» Records that describe figures
* BEGIN *

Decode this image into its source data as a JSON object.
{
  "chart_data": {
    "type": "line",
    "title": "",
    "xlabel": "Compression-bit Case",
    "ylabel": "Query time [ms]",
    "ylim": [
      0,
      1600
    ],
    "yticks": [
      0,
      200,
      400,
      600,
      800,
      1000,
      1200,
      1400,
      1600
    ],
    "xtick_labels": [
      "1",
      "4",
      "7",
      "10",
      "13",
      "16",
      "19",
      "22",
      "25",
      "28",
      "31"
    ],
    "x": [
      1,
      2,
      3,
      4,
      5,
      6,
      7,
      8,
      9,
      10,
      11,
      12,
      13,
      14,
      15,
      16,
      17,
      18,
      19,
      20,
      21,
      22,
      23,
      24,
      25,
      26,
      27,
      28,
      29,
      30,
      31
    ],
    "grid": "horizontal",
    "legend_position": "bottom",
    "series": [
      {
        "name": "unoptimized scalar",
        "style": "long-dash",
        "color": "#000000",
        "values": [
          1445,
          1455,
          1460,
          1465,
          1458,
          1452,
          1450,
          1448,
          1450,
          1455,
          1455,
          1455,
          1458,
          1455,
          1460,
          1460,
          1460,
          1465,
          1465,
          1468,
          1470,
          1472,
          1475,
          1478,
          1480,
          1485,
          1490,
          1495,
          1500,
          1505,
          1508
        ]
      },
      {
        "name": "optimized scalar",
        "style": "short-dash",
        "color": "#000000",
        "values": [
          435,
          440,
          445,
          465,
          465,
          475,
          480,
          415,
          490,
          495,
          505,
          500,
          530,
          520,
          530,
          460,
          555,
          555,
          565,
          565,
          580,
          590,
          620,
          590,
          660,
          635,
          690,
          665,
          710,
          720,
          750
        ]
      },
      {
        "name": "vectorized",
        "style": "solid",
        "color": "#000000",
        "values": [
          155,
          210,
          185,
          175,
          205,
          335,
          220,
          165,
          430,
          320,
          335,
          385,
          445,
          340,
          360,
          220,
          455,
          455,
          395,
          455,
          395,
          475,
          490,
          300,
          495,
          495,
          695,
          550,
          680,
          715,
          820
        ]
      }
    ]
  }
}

* END *

» EXERCISE PROMPT
Look through the entries above; copy each line where the string "scalar" appears.

» TASK RESPONSE
        "name": "unoptimized scalar",
        "name": "optimized scalar",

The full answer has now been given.